■ EXERCISE TASK:
Look over the lines below. Report each one that includes the string "take".

■ EXCERPTED DATA:
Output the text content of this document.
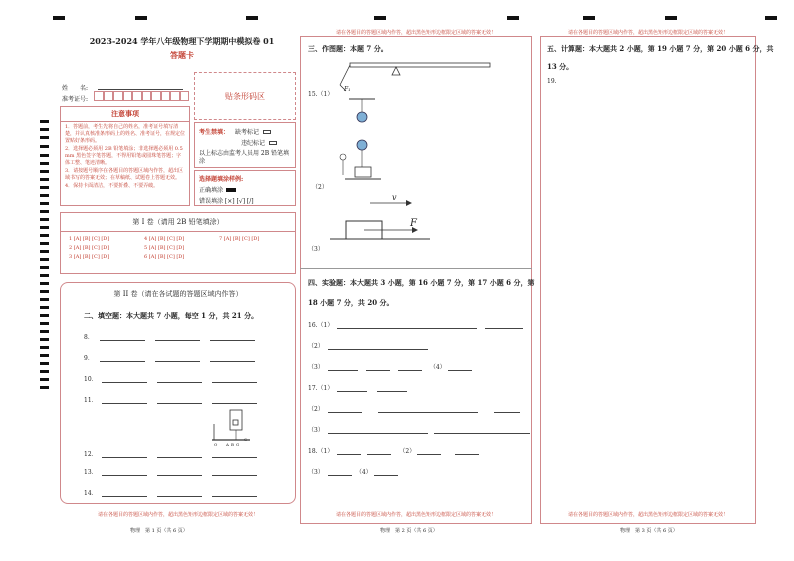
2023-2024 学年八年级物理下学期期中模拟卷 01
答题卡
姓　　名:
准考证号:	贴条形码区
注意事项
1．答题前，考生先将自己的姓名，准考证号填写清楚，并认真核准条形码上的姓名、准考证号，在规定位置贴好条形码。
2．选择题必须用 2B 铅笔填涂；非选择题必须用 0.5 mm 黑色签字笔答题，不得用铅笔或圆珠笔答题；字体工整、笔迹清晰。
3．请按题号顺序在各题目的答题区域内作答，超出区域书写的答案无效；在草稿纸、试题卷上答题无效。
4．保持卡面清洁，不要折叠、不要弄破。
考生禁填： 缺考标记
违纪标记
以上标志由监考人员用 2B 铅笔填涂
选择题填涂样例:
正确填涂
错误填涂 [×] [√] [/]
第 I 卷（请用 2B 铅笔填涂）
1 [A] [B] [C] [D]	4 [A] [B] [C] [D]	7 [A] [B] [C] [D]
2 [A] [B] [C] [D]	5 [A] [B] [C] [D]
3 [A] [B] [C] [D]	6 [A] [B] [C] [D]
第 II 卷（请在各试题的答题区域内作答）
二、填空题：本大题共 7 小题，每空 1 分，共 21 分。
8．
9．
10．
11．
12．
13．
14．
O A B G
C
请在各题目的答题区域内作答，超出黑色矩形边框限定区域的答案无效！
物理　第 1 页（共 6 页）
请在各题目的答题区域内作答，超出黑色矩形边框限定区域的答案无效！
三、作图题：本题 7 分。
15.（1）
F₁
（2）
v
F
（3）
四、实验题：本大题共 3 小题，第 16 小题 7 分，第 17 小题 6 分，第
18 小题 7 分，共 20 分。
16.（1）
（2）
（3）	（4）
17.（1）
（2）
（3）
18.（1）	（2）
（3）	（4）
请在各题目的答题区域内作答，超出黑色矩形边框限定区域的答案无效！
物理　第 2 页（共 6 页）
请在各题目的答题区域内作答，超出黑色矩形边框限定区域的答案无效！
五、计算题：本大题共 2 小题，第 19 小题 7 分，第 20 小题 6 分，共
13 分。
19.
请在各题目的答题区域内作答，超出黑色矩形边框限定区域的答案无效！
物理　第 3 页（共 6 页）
...
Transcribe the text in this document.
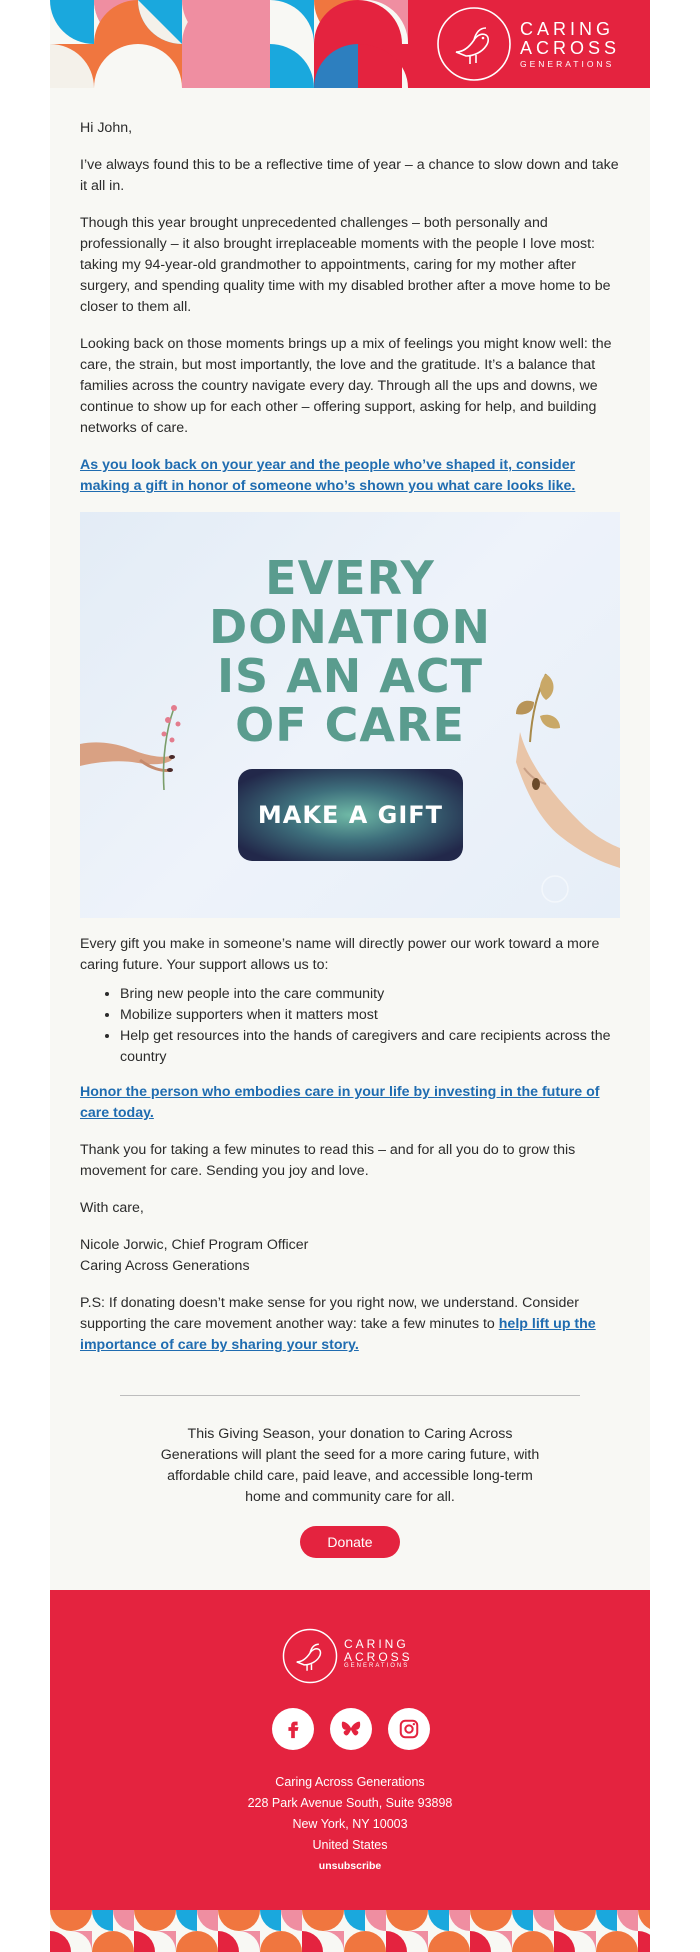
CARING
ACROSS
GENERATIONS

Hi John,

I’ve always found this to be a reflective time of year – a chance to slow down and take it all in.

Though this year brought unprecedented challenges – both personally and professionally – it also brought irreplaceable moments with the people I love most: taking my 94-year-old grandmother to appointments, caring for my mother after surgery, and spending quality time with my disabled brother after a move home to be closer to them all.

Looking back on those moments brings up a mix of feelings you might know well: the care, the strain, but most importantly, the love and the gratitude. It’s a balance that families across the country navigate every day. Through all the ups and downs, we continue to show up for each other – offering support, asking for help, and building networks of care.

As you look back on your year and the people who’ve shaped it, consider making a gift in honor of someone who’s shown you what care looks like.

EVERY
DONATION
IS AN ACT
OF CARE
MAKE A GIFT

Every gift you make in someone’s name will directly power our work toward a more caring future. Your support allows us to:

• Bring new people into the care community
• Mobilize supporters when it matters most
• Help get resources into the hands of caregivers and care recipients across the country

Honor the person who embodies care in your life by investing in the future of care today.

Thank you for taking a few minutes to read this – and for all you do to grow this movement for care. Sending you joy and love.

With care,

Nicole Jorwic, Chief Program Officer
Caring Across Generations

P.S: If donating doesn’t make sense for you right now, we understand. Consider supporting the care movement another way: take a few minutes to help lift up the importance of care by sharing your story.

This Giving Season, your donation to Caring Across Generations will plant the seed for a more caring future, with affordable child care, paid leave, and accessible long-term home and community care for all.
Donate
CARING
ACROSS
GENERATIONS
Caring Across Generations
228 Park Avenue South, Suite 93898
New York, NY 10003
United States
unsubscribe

■ EXPECTED ANSWER:
I’ve always found this to be a reflective time of year – a chance to slow down and take it all in.
P.S: If donating doesn’t make sense for you right now, we understand. Consider supporting the care movement another way: take a few minutes to help lift up the importance of care by sharing your story.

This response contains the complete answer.